*Dataset items:*
-- begin --

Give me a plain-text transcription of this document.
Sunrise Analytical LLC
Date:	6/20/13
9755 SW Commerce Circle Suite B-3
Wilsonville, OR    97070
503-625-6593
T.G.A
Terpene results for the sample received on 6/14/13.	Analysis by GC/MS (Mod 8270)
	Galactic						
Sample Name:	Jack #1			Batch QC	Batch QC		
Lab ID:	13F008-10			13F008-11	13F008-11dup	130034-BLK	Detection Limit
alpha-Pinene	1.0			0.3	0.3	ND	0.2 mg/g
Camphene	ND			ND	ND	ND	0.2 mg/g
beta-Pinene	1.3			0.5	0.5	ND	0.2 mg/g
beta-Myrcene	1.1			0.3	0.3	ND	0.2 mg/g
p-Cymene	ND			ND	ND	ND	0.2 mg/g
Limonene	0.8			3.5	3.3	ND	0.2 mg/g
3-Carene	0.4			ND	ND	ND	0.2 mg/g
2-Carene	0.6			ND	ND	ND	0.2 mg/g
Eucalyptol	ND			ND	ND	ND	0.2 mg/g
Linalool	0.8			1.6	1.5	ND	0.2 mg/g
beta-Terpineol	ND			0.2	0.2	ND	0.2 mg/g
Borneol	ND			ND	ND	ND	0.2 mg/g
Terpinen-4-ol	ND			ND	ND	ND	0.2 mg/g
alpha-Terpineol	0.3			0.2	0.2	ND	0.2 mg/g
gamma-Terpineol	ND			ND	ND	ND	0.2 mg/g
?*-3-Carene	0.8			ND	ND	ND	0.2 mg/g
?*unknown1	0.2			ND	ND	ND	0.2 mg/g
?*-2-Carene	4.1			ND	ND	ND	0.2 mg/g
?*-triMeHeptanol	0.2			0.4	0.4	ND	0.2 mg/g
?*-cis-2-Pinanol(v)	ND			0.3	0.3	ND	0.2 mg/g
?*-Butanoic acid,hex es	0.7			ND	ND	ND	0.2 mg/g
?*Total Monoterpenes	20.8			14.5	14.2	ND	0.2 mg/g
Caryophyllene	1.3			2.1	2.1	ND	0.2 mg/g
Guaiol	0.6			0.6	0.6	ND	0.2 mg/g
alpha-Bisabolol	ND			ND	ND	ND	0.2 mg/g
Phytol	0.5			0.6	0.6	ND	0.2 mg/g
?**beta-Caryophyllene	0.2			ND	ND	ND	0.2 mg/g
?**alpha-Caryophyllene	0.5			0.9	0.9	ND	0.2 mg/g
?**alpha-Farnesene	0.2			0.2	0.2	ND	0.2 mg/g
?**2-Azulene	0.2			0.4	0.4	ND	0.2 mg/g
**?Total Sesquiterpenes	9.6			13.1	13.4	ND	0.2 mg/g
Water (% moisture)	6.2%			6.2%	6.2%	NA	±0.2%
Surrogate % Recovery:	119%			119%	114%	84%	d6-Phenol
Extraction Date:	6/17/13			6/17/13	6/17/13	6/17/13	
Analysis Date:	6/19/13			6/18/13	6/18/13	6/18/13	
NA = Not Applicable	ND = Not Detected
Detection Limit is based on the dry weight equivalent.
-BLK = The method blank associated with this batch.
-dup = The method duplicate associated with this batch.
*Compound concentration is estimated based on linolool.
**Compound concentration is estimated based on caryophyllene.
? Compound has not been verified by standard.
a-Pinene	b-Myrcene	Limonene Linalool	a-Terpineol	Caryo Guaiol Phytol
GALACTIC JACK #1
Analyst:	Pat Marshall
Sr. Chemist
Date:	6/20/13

-- end --
-- begin --

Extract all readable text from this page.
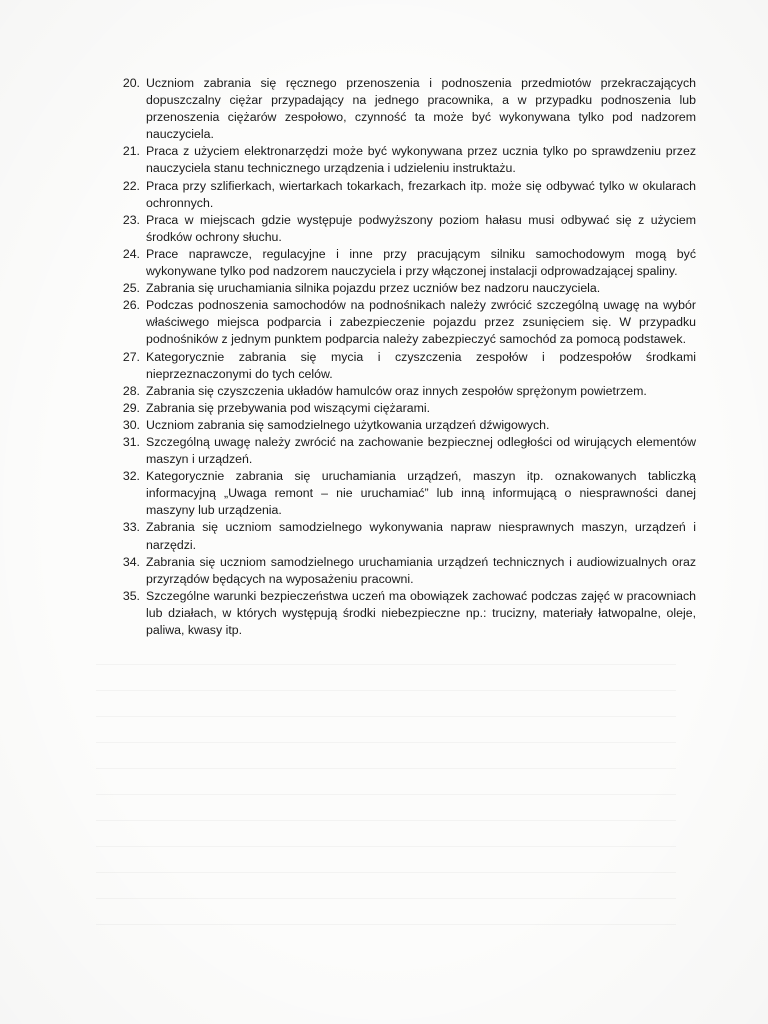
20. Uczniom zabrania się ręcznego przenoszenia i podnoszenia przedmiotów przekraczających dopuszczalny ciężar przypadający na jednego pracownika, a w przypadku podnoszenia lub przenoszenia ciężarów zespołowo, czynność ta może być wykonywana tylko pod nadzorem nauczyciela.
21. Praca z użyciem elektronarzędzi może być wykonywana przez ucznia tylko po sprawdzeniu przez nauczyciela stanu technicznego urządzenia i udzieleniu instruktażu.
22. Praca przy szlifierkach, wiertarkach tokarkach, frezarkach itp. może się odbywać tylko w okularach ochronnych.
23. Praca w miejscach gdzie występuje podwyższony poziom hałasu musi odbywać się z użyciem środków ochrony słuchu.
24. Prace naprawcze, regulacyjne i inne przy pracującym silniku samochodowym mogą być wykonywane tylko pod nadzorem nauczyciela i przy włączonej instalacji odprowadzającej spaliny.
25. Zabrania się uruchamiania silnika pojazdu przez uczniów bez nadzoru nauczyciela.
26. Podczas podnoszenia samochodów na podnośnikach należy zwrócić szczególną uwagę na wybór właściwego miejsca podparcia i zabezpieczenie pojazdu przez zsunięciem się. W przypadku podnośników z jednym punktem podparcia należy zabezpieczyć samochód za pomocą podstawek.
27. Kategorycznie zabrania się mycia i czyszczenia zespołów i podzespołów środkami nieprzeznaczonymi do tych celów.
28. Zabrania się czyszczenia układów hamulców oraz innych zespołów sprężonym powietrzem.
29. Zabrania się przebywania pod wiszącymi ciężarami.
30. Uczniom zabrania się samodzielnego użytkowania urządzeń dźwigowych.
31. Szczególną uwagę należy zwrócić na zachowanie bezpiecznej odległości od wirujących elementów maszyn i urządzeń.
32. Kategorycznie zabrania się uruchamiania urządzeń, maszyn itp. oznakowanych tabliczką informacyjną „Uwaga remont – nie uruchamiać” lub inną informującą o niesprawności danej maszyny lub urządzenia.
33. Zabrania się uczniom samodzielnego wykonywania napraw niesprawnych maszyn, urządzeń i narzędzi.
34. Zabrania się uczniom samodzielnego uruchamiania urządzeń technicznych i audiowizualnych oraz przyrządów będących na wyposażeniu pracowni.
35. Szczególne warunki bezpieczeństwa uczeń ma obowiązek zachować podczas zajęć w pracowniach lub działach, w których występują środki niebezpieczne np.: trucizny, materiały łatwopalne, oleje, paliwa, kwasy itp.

-- end --

*Exercise requirements:* Among the records above, find each line holding the string "pojazdu" and pull it out.

*Final result:*
25. Zabrania się uruchamiania silnika pojazdu przez uczniów bez nadzoru nauczyciela.
26. Podczas podnoszenia samochodów na podnośnikach należy zwrócić szczególną uwagę na wybór właściwego miejsca podparcia i zabezpieczenie pojazdu przez zsunięciem się. W przypadku podnośników z jednym punktem podparcia należy zabezpieczyć samochód za pomocą podstawek.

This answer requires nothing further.